In the material below, count the lines with the word "recommend" and state that number only.

◆ DATA EXCERPTS:
☆ ☆ ☆ ☆ ☆

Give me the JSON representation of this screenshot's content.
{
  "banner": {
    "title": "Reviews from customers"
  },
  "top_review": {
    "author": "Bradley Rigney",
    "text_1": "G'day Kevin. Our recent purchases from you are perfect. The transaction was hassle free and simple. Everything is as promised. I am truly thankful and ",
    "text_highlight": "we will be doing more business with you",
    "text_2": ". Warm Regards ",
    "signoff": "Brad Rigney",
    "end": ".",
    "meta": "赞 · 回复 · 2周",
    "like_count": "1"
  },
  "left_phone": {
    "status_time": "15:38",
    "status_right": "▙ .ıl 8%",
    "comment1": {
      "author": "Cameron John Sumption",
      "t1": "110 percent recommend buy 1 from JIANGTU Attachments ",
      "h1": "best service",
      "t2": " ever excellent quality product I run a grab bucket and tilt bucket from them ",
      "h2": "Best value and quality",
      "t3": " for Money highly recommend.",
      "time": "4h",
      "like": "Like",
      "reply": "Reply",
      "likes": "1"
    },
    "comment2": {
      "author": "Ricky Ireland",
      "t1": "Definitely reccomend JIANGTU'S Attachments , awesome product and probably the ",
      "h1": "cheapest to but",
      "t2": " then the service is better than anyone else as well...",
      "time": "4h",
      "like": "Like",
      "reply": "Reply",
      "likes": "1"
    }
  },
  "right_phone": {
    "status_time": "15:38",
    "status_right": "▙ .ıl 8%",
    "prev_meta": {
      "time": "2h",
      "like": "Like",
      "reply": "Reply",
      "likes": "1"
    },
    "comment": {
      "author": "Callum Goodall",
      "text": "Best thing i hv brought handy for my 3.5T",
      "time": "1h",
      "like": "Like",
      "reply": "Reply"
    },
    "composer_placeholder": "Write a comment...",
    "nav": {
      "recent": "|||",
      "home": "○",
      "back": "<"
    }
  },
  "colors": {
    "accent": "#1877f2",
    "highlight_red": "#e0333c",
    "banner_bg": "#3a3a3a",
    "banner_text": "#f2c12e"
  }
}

☆ ☆ ☆ ☆ ☆

◆ ANSWER FOR THE TASK: 2